» Problem to solve:
Restate the whole listing exactly.
──────── Supplied entries ────────
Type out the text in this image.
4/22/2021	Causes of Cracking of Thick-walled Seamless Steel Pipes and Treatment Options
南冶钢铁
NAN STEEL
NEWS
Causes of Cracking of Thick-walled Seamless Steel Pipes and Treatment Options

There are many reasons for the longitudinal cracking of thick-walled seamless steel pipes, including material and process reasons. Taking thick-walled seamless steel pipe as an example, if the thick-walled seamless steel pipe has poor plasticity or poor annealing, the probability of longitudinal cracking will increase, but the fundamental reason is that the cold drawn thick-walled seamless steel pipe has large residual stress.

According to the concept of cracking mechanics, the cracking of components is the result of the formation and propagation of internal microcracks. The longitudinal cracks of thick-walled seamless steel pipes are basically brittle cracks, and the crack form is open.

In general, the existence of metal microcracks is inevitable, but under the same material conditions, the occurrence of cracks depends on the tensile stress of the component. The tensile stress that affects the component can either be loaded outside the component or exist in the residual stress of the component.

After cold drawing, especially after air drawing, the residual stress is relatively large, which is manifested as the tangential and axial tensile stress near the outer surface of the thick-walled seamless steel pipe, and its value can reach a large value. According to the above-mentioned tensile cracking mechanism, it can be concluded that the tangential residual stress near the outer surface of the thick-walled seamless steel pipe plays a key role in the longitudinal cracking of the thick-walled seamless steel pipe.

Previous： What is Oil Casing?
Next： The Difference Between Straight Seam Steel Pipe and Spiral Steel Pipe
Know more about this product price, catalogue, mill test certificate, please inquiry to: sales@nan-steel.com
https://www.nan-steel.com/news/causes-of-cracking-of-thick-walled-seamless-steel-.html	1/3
────────
» Result for this task:
Type out the text in this image.
4/22/2021	Causes of Cracking of Thick-walled Seamless Steel Pipes and Treatment Options
南冶钢铁
NAN STEEL
NEWS
Causes of Cracking of Thick-walled Seamless Steel Pipes and Treatment Options

There are many reasons for the longitudinal cracking of thick-walled seamless steel pipes, including material and process reasons. Taking thick-walled seamless steel pipe as an example, if the thick-walled seamless steel pipe has poor plasticity or poor annealing, the probability of longitudinal cracking will increase, but the fundamental reason is that the cold drawn thick-walled seamless steel pipe has large residual stress.

According to the concept of cracking mechanics, the cracking of components is the result of the formation and propagation of internal microcracks. The longitudinal cracks of thick-walled seamless steel pipes are basically brittle cracks, and the crack form is open.

In general, the existence of metal microcracks is inevitable, but under the same material conditions, the occurrence of cracks depends on the tensile stress of the component. The tensile stress that affects the component can either be loaded outside the component or exist in the residual stress of the component.

After cold drawing, especially after air drawing, the residual stress is relatively large, which is manifested as the tangential and axial tensile stress near the outer surface of the thick-walled seamless steel pipe, and its value can reach a large value. According to the above-mentioned tensile cracking mechanism, it can be concluded that the tangential residual stress near the outer surface of the thick-walled seamless steel pipe plays a key role in the longitudinal cracking of the thick-walled seamless steel pipe.

Previous： What is Oil Casing?
Next： The Difference Between Straight Seam Steel Pipe and Spiral Steel Pipe
Know more about this product price, catalogue, mill test certificate, please inquiry to: sales@nan-steel.com
https://www.nan-steel.com/news/causes-of-cracking-of-thick-walled-seamless-steel-.html	1/3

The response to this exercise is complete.